___ Data records ___

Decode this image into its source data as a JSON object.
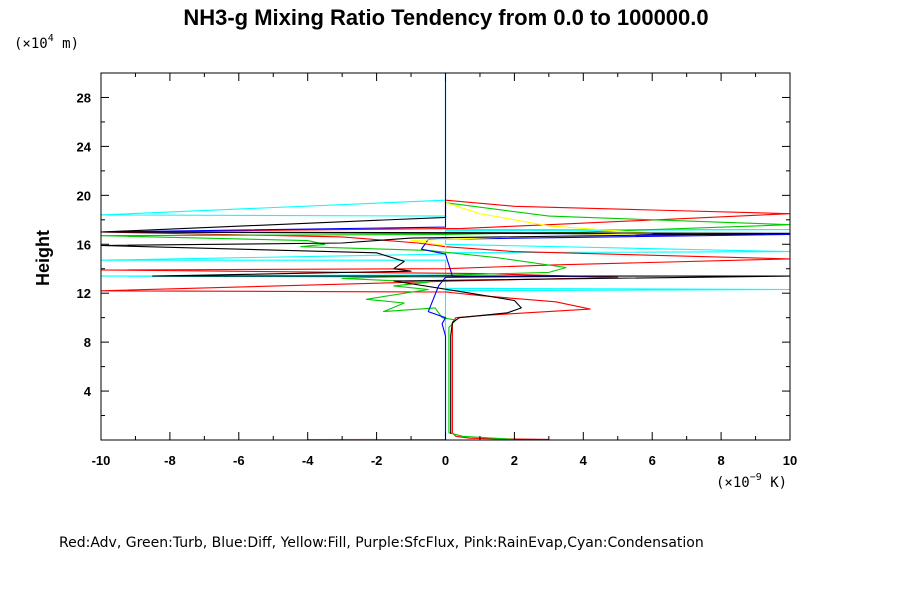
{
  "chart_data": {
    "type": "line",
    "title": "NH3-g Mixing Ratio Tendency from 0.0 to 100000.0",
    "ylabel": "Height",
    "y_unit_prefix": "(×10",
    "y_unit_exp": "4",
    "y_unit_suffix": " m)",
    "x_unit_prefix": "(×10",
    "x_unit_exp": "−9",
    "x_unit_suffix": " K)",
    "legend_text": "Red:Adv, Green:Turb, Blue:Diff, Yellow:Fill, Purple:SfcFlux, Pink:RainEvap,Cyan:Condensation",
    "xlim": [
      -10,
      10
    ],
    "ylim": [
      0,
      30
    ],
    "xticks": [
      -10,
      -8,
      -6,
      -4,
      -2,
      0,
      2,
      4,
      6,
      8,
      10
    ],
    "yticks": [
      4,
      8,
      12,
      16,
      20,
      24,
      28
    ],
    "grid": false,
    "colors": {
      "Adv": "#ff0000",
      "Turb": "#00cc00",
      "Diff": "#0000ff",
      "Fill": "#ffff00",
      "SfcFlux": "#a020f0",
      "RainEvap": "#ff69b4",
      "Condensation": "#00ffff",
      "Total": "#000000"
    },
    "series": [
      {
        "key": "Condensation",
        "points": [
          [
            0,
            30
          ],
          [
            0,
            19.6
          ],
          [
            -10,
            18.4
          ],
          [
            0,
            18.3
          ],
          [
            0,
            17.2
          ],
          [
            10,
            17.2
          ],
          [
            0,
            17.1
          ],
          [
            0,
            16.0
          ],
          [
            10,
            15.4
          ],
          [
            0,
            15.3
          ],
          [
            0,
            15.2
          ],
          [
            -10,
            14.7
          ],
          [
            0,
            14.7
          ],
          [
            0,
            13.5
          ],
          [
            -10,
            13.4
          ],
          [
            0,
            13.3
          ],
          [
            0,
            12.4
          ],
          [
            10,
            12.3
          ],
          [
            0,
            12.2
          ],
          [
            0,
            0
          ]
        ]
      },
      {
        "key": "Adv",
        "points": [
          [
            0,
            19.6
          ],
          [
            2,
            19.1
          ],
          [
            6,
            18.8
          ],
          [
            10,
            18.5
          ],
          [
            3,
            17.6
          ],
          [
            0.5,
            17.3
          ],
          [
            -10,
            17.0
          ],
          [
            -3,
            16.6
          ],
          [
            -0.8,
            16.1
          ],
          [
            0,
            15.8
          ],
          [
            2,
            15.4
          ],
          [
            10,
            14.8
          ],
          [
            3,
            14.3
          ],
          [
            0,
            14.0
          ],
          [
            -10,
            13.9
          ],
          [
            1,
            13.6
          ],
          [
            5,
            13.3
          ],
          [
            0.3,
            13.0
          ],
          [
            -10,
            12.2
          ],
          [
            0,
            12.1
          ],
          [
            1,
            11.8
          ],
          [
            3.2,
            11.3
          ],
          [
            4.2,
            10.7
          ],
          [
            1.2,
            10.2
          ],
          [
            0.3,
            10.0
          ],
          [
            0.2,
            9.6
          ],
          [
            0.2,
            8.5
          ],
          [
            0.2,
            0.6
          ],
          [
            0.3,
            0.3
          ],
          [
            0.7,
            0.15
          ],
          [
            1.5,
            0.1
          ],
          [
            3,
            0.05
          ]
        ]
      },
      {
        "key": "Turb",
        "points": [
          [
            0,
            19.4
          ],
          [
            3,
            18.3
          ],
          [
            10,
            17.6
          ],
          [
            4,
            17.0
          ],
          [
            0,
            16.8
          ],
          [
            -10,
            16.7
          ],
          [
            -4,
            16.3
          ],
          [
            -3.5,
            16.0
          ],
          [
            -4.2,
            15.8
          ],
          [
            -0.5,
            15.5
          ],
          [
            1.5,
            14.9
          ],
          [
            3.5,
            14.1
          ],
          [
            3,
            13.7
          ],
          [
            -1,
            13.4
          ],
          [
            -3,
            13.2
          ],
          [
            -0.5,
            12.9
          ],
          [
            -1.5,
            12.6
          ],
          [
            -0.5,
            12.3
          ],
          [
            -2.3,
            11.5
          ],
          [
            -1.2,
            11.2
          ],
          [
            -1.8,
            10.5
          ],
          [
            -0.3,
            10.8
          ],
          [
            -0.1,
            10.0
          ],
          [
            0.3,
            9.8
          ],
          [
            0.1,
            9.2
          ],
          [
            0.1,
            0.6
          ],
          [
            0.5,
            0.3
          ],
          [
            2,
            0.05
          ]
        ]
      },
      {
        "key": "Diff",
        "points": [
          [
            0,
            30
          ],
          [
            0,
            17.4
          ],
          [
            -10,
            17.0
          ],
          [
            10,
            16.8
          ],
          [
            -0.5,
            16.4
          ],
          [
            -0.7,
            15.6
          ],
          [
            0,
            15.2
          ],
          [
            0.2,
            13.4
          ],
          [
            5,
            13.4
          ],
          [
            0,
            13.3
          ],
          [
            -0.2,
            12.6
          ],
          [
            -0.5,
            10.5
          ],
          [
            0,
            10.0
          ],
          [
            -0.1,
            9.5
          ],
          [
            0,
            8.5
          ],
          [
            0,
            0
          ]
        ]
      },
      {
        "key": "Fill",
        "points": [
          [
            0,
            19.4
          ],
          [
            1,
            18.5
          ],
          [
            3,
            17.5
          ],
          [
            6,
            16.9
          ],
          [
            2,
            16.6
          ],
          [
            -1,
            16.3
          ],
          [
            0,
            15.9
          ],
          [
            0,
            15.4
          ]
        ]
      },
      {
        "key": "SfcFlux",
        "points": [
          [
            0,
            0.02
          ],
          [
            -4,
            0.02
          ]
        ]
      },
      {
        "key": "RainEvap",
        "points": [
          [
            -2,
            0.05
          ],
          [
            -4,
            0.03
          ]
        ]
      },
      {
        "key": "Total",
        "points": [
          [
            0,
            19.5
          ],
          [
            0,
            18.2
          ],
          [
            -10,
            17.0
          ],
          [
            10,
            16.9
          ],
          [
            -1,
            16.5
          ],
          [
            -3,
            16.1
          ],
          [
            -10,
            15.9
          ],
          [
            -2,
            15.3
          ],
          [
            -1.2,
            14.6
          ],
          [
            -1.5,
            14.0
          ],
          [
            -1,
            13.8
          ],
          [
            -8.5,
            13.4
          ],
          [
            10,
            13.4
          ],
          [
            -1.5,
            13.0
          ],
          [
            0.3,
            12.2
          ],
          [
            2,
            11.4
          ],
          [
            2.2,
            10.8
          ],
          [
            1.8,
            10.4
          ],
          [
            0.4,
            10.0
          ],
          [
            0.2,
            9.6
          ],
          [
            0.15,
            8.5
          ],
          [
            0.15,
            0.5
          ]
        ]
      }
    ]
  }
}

___

**Given request:**
Quote all of the entries word for word, omitting any pictures.

**Exercise result:**
Decode this image into its source data as a JSON object.
{
  "chart_data": {
    "type": "line",
    "title": "NH3-g Mixing Ratio Tendency from 0.0 to 100000.0",
    "ylabel": "Height",
    "y_unit_prefix": "(×10",
    "y_unit_exp": "4",
    "y_unit_suffix": " m)",
    "x_unit_prefix": "(×10",
    "x_unit_exp": "−9",
    "x_unit_suffix": " K)",
    "legend_text": "Red:Adv, Green:Turb, Blue:Diff, Yellow:Fill, Purple:SfcFlux, Pink:RainEvap,Cyan:Condensation",
    "xlim": [
      -10,
      10
    ],
    "ylim": [
      0,
      30
    ],
    "xticks": [
      -10,
      -8,
      -6,
      -4,
      -2,
      0,
      2,
      4,
      6,
      8,
      10
    ],
    "yticks": [
      4,
      8,
      12,
      16,
      20,
      24,
      28
    ],
    "grid": false,
    "colors": {
      "Adv": "#ff0000",
      "Turb": "#00cc00",
      "Diff": "#0000ff",
      "Fill": "#ffff00",
      "SfcFlux": "#a020f0",
      "RainEvap": "#ff69b4",
      "Condensation": "#00ffff",
      "Total": "#000000"
    },
    "series": [
      {
        "key": "Condensation",
        "points": [
          [
            0,
            30
          ],
          [
            0,
            19.6
          ],
          [
            -10,
            18.4
          ],
          [
            0,
            18.3
          ],
          [
            0,
            17.2
          ],
          [
            10,
            17.2
          ],
          [
            0,
            17.1
          ],
          [
            0,
            16.0
          ],
          [
            10,
            15.4
          ],
          [
            0,
            15.3
          ],
          [
            0,
            15.2
          ],
          [
            -10,
            14.7
          ],
          [
            0,
            14.7
          ],
          [
            0,
            13.5
          ],
          [
            -10,
            13.4
          ],
          [
            0,
            13.3
          ],
          [
            0,
            12.4
          ],
          [
            10,
            12.3
          ],
          [
            0,
            12.2
          ],
          [
            0,
            0
          ]
        ]
      },
      {
        "key": "Adv",
        "points": [
          [
            0,
            19.6
          ],
          [
            2,
            19.1
          ],
          [
            6,
            18.8
          ],
          [
            10,
            18.5
          ],
          [
            3,
            17.6
          ],
          [
            0.5,
            17.3
          ],
          [
            -10,
            17.0
          ],
          [
            -3,
            16.6
          ],
          [
            -0.8,
            16.1
          ],
          [
            0,
            15.8
          ],
          [
            2,
            15.4
          ],
          [
            10,
            14.8
          ],
          [
            3,
            14.3
          ],
          [
            0,
            14.0
          ],
          [
            -10,
            13.9
          ],
          [
            1,
            13.6
          ],
          [
            5,
            13.3
          ],
          [
            0.3,
            13.0
          ],
          [
            -10,
            12.2
          ],
          [
            0,
            12.1
          ],
          [
            1,
            11.8
          ],
          [
            3.2,
            11.3
          ],
          [
            4.2,
            10.7
          ],
          [
            1.2,
            10.2
          ],
          [
            0.3,
            10.0
          ],
          [
            0.2,
            9.6
          ],
          [
            0.2,
            8.5
          ],
          [
            0.2,
            0.6
          ],
          [
            0.3,
            0.3
          ],
          [
            0.7,
            0.15
          ],
          [
            1.5,
            0.1
          ],
          [
            3,
            0.05
          ]
        ]
      },
      {
        "key": "Turb",
        "points": [
          [
            0,
            19.4
          ],
          [
            3,
            18.3
          ],
          [
            10,
            17.6
          ],
          [
            4,
            17.0
          ],
          [
            0,
            16.8
          ],
          [
            -10,
            16.7
          ],
          [
            -4,
            16.3
          ],
          [
            -3.5,
            16.0
          ],
          [
            -4.2,
            15.8
          ],
          [
            -0.5,
            15.5
          ],
          [
            1.5,
            14.9
          ],
          [
            3.5,
            14.1
          ],
          [
            3,
            13.7
          ],
          [
            -1,
            13.4
          ],
          [
            -3,
            13.2
          ],
          [
            -0.5,
            12.9
          ],
          [
            -1.5,
            12.6
          ],
          [
            -0.5,
            12.3
          ],
          [
            -2.3,
            11.5
          ],
          [
            -1.2,
            11.2
          ],
          [
            -1.8,
            10.5
          ],
          [
            -0.3,
            10.8
          ],
          [
            -0.1,
            10.0
          ],
          [
            0.3,
            9.8
          ],
          [
            0.1,
            9.2
          ],
          [
            0.1,
            0.6
          ],
          [
            0.5,
            0.3
          ],
          [
            2,
            0.05
          ]
        ]
      },
      {
        "key": "Diff",
        "points": [
          [
            0,
            30
          ],
          [
            0,
            17.4
          ],
          [
            -10,
            17.0
          ],
          [
            10,
            16.8
          ],
          [
            -0.5,
            16.4
          ],
          [
            -0.7,
            15.6
          ],
          [
            0,
            15.2
          ],
          [
            0.2,
            13.4
          ],
          [
            5,
            13.4
          ],
          [
            0,
            13.3
          ],
          [
            -0.2,
            12.6
          ],
          [
            -0.5,
            10.5
          ],
          [
            0,
            10.0
          ],
          [
            -0.1,
            9.5
          ],
          [
            0,
            8.5
          ],
          [
            0,
            0
          ]
        ]
      },
      {
        "key": "Fill",
        "points": [
          [
            0,
            19.4
          ],
          [
            1,
            18.5
          ],
          [
            3,
            17.5
          ],
          [
            6,
            16.9
          ],
          [
            2,
            16.6
          ],
          [
            -1,
            16.3
          ],
          [
            0,
            15.9
          ],
          [
            0,
            15.4
          ]
        ]
      },
      {
        "key": "SfcFlux",
        "points": [
          [
            0,
            0.02
          ],
          [
            -4,
            0.02
          ]
        ]
      },
      {
        "key": "RainEvap",
        "points": [
          [
            -2,
            0.05
          ],
          [
            -4,
            0.03
          ]
        ]
      },
      {
        "key": "Total",
        "points": [
          [
            0,
            19.5
          ],
          [
            0,
            18.2
          ],
          [
            -10,
            17.0
          ],
          [
            10,
            16.9
          ],
          [
            -1,
            16.5
          ],
          [
            -3,
            16.1
          ],
          [
            -10,
            15.9
          ],
          [
            -2,
            15.3
          ],
          [
            -1.2,
            14.6
          ],
          [
            -1.5,
            14.0
          ],
          [
            -1,
            13.8
          ],
          [
            -8.5,
            13.4
          ],
          [
            10,
            13.4
          ],
          [
            -1.5,
            13.0
          ],
          [
            0.3,
            12.2
          ],
          [
            2,
            11.4
          ],
          [
            2.2,
            10.8
          ],
          [
            1.8,
            10.4
          ],
          [
            0.4,
            10.0
          ],
          [
            0.2,
            9.6
          ],
          [
            0.15,
            8.5
          ],
          [
            0.15,
            0.5
          ]
        ]
      }
    ]
  }
}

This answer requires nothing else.